Задание 1
Переведите, пожалуйста, на английский это предложение из текста о Национальном театре: «Вокруг нет ничего, что конкурировало бы с громадой театра ни в отношении линий, ни в отношении материала».

════════

Сросся, но не смешался. Он господствует над этим окружением своим повелительным видом и гармонией. Он является монументальным завершением живописной Франтишековой набережной, торжественным въездом на Фердинандов проспект, драгоценным украшением всех прогулок по реке, но в то же время высится и сам по себе с исключительной энергией и независимостью. Случай, творящий иной раз чудеса, окружил его домами с совершенно плоскими фасадами и совершенно прямолинейными очертаниями. Вокруг нет ничего, что конкурировало бы с громадой театра ни в отношении линий, ни в отношении материала. Так архитектурные и территориальные предпосылки соединились для того, чтобы сделать Национальный театр памятником исключительной местной типичности. Поэтому Национальный театр — воплощение всей прелести Праги, подобно тому как Градчаны — воплощение ее вертикального и горизонтального размаха, а Староместская площадь — ее замкнутого центра.
Конечно, Ржип — самая красивая из чешских гор; но только народная легенда превратила его в символ и представителя всей нашей земли. Несравненна красота Градчан, но красота эта в то же время — картина прошлого и обещание будущего. У нас нет ничего красивей Староместской площади, но только как памятник крови становится она центром королевства. А Национальный театр, без такой легенды и такого исторического прошлого, врос в нашу почву и в наши души так же крепко, как эти легендарные или исторические места. И в этом заключается таинственный, неприметный процесс, пережитый его зданием за пятьдесят лет.

════════

Задание 2
Соберите из записей все строки, где встречается строка «sido», с учетом регистра.

════════

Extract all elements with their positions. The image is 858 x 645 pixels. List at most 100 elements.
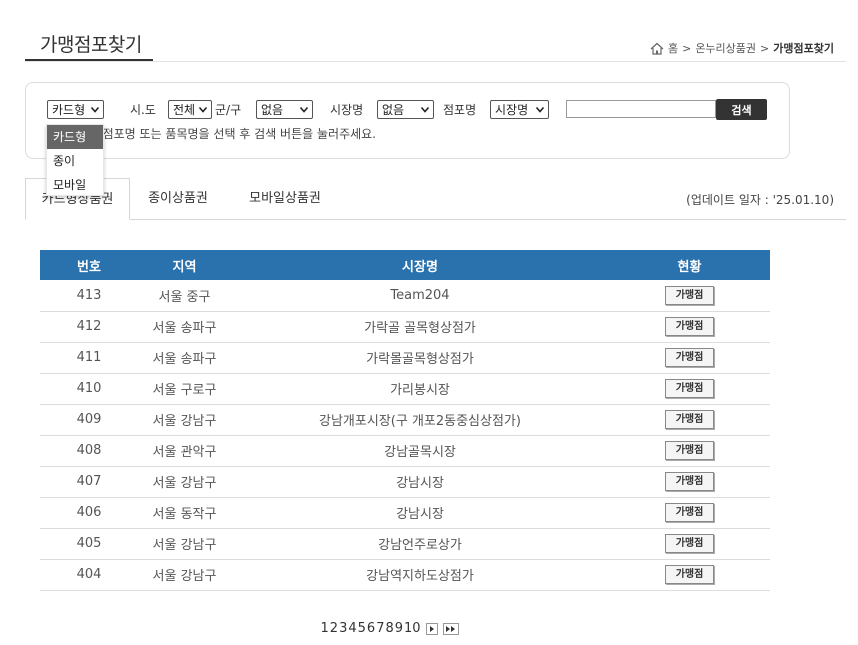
gungu-label: 군/구 — [215, 103, 242, 117]
cell-market: 강남시장 — [231, 497, 609, 529]
table-header-row: 번호 지역 시장명 현황 — [40, 250, 770, 280]
breadcrumb-onnuri[interactable]: 온누리상품권 — [695, 40, 756, 56]
table-row: 411 서울 송파구 가락몰골목형상점가 가맹점 — [40, 342, 770, 374]
cell-status: 가맹점 — [609, 404, 770, 436]
page-link[interactable]: 2 — [329, 621, 338, 636]
sido-select[interactable]: 전체 — [168, 100, 212, 119]
tab-mobile-voucher[interactable]: 모바일상품권 — [230, 178, 340, 220]
cell-status: 가맹점 — [609, 497, 770, 529]
sido-value: 전체 — [173, 103, 196, 117]
cell-region: 서울 강남구 — [138, 559, 231, 591]
store-list-button[interactable]: 가맹점 — [665, 441, 714, 460]
cell-market: 가락몰골목형상점가 — [231, 342, 609, 374]
title-divider — [25, 61, 846, 62]
cell-status: 가맹점 — [609, 373, 770, 405]
table-row: 407 서울 강남구 강남시장 가맹점 — [40, 466, 770, 498]
page-link[interactable]: 3 — [339, 621, 348, 636]
home-icon[interactable] — [650, 42, 664, 55]
table-row: 404 서울 강남구 강남역지하도상점가 가맹점 — [40, 559, 770, 591]
cell-status: 가맹점 — [609, 311, 770, 343]
store-label: 점포명 — [443, 103, 477, 117]
chevron-right-icon: > — [760, 41, 770, 55]
card-type-select[interactable]: 카드형 — [47, 100, 104, 119]
page-link[interactable]: 9 — [394, 621, 403, 636]
column-header-region: 지역 — [138, 250, 231, 280]
cell-region: 서울 관악구 — [138, 435, 231, 467]
breadcrumb-current: 가맹점포찾기 — [773, 42, 834, 55]
cell-number: 409 — [40, 404, 138, 436]
cell-region: 서울 강남구 — [138, 404, 231, 436]
page-link[interactable]: 5 — [357, 621, 366, 636]
card-type-dropdown-list: 카드형 종이 모바일 — [46, 124, 104, 196]
cell-market: 강남개포시장(구 개포2동중심상점가) — [231, 404, 609, 436]
page-title: 가맹점포찾기 — [40, 34, 142, 56]
cell-market: 강남역지하도상점가 — [231, 559, 609, 591]
store-search-type-value: 시장명 — [495, 103, 529, 117]
cell-number: 411 — [40, 342, 138, 374]
cell-market: 강남골목시장 — [231, 435, 609, 467]
gungu-select[interactable]: 없음 — [256, 100, 313, 119]
store-list-button[interactable]: 가맹점 — [665, 379, 714, 398]
gungu-value: 없음 — [261, 103, 284, 117]
cell-status: 가맹점 — [609, 466, 770, 498]
cell-region: 서울 동작구 — [138, 497, 231, 529]
table-row: 409 서울 강남구 강남개포시장(구 개포2동중심상점가) 가맹점 — [40, 404, 770, 436]
cell-number: 407 — [40, 466, 138, 498]
cell-number: 406 — [40, 497, 138, 529]
cell-number: 412 — [40, 311, 138, 343]
market-label: 시장명 — [330, 103, 364, 117]
page-link[interactable]: 4 — [348, 621, 357, 636]
page-link[interactable]: 6 — [366, 621, 375, 636]
cell-region: 서울 구로구 — [138, 373, 231, 405]
cell-market: 강남시장 — [231, 466, 609, 498]
store-list-button[interactable]: 가맹점 — [665, 285, 714, 305]
market-value: 없음 — [382, 103, 405, 117]
page-link[interactable]: 7 — [376, 621, 385, 636]
tab-paper-voucher[interactable]: 종이상품권 — [133, 178, 223, 220]
keyword-input[interactable] — [566, 100, 716, 118]
table-row: 410 서울 구로구 가리봉시장 가맹점 — [40, 373, 770, 405]
cell-market: 가리봉시장 — [231, 373, 609, 405]
chevron-down-icon — [90, 106, 100, 113]
cell-region: 서울 송파구 — [138, 342, 231, 374]
cell-number: 413 — [40, 280, 138, 312]
table-row: 405 서울 강남구 강남언주로상가 가맹점 — [40, 528, 770, 560]
pagination: 1 2 3 4 5 6 7 8 9 10 — [320, 621, 460, 636]
chevron-down-icon — [420, 106, 430, 113]
cell-market: Team204 — [231, 280, 609, 312]
page-link[interactable]: 10 — [404, 621, 422, 636]
cell-market: 가락골 골목형상점가 — [231, 311, 609, 343]
next-page-icon[interactable] — [426, 622, 439, 635]
cell-status: 가맹점 — [609, 280, 770, 312]
store-list-button[interactable]: 가맹점 — [665, 348, 714, 367]
cell-status: 가맹점 — [609, 528, 770, 560]
chevron-down-icon — [299, 106, 309, 113]
store-list-button[interactable]: 가맹점 — [665, 565, 714, 584]
store-search-type-select[interactable]: 시장명 — [490, 100, 549, 119]
breadcrumb-home[interactable]: 홈 — [668, 40, 678, 56]
table-row: 408 서울 관악구 강남골목시장 가맹점 — [40, 435, 770, 467]
store-list-button[interactable]: 가맹점 — [665, 472, 714, 491]
page-link[interactable]: 1 — [320, 621, 329, 636]
dropdown-option-mobile[interactable]: 모바일 — [47, 173, 103, 197]
search-button[interactable]: 검색 — [716, 99, 767, 120]
chevron-down-icon — [535, 106, 545, 113]
dropdown-option-card[interactable]: 카드형 — [47, 125, 103, 149]
cell-number: 410 — [40, 373, 138, 405]
dropdown-option-paper[interactable]: 종이 — [47, 149, 103, 173]
page-link[interactable]: 8 — [385, 621, 394, 636]
cell-number: 408 — [40, 435, 138, 467]
update-date: (업데이트 일자 : '25.01.10) — [686, 193, 834, 207]
table-row: 406 서울 동작구 강남시장 가맹점 — [40, 497, 770, 529]
store-list-button[interactable]: 가맹점 — [665, 503, 714, 522]
column-header-status: 현황 — [609, 250, 770, 280]
store-list-button[interactable]: 가맹점 — [665, 534, 714, 553]
column-header-number: 번호 — [40, 250, 138, 280]
market-select[interactable]: 없음 — [377, 100, 434, 119]
breadcrumb: 홈 > 온누리상품권 > 가맹점포찾기 — [650, 40, 834, 56]
cell-region: 서울 강남구 — [138, 466, 231, 498]
chevron-right-icon: > — [682, 41, 692, 55]
last-page-icon[interactable] — [443, 622, 460, 635]
store-list-button[interactable]: 가맹점 — [665, 410, 714, 429]
store-list-button[interactable]: 가맹점 — [665, 317, 714, 336]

════════

Ответ 1
There is nothing around it that could compete with the mass of the theater, either in its lines or in its material.

Ответ 2
sido-select[interactable]: 전체 — [168, 100, 212, 119]
sido-value: 전체 — [173, 103, 196, 117]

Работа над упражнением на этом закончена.